■ Raw data ■
--- BEGIN ---
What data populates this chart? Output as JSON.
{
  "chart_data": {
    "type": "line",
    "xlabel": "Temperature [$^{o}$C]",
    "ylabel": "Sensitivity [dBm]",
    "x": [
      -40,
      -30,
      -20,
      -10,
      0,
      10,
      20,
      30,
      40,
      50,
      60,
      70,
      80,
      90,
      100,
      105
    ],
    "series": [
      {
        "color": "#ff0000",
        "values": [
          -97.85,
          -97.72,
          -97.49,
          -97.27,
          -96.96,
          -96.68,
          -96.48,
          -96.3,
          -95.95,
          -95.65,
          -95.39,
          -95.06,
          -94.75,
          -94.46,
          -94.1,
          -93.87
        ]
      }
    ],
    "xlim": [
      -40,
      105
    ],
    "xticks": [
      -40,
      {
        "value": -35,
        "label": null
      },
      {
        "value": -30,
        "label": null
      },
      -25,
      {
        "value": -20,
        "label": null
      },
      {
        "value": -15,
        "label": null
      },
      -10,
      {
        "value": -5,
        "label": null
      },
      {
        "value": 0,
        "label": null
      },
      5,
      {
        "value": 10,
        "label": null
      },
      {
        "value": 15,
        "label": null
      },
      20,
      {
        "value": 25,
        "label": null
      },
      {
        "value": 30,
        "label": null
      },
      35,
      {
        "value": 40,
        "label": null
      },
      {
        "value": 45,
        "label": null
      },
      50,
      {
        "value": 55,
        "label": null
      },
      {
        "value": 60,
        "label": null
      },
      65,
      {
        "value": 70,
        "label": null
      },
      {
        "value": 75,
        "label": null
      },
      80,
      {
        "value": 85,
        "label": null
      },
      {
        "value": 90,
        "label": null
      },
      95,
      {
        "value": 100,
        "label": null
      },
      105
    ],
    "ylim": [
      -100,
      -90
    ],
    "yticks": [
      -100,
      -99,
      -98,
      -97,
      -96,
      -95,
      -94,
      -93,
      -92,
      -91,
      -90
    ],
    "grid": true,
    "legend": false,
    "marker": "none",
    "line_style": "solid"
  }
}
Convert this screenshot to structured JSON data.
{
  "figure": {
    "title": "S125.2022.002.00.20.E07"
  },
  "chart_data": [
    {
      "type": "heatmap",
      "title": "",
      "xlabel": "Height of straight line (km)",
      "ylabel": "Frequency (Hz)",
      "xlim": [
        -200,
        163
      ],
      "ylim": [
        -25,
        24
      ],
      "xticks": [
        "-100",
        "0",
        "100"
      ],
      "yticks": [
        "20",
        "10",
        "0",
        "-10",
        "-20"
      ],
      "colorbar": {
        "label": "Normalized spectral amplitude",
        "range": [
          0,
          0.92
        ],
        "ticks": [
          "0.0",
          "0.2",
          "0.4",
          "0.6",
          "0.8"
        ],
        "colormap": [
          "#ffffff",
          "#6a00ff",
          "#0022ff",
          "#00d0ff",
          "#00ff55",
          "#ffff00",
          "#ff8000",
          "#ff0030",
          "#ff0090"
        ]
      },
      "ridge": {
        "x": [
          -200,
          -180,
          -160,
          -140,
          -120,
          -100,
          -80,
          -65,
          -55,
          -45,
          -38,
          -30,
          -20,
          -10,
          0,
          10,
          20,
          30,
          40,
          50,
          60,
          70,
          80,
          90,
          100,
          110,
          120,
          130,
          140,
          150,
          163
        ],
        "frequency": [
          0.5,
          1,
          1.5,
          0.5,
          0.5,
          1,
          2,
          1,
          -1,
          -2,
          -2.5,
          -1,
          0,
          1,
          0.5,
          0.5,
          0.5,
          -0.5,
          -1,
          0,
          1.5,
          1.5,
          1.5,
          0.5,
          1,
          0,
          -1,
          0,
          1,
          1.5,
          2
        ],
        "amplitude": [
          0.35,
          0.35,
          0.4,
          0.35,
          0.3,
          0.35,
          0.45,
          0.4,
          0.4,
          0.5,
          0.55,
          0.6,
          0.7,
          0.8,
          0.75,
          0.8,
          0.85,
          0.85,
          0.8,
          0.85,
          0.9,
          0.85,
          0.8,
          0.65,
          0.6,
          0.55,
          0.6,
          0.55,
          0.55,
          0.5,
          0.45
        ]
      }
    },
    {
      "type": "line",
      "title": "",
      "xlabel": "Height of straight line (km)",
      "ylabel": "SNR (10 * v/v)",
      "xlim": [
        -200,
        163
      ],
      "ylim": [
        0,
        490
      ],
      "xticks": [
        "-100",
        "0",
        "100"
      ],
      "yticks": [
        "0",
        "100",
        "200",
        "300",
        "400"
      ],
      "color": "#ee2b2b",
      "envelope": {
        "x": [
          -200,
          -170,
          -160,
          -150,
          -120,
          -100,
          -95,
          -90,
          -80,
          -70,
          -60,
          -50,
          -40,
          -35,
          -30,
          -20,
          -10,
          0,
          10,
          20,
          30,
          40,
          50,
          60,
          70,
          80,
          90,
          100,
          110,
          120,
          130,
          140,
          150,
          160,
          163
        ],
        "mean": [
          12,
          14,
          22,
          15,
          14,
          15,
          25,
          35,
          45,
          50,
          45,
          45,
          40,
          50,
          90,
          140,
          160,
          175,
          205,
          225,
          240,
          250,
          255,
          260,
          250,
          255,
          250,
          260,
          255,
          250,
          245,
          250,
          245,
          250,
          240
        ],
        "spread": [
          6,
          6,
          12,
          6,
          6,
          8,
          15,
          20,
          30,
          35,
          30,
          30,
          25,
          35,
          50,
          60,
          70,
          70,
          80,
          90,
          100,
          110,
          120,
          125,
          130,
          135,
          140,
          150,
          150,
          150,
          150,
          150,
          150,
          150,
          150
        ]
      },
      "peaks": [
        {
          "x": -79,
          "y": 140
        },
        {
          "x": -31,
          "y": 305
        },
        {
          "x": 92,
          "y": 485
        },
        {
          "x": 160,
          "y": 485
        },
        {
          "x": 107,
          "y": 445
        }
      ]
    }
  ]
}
--- END ---
■ Exercise ■
Gather every line from the entries above where the word "this" appears, and copy them.

■ Response to the exercise ■
What data populates this chart? Output as JSON.
Convert this screenshot to structured JSON data.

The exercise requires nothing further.